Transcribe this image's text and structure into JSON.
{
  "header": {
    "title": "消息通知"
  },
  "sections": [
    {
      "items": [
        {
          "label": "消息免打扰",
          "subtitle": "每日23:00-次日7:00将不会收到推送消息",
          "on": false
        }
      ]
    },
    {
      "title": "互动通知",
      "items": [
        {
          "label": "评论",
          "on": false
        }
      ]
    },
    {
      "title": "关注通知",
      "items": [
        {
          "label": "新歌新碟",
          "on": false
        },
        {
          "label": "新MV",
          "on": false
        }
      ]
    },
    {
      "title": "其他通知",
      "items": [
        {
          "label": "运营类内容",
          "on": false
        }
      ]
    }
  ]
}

================

### What the task requires
Print all of the data exactly as it was given.

### Task response
Transcribe this image's text and structure into JSON.
{
  "header": {
    "title": "消息通知"
  },
  "sections": [
    {
      "items": [
        {
          "label": "消息免打扰",
          "subtitle": "每日23:00-次日7:00将不会收到推送消息",
          "on": false
        }
      ]
    },
    {
      "title": "互动通知",
      "items": [
        {
          "label": "评论",
          "on": false
        }
      ]
    },
    {
      "title": "关注通知",
      "items": [
        {
          "label": "新歌新碟",
          "on": false
        },
        {
          "label": "新MV",
          "on": false
        }
      ]
    },
    {
      "title": "其他通知",
      "items": [
        {
          "label": "运营类内容",
          "on": false
        }
      ]
    }
  ]
}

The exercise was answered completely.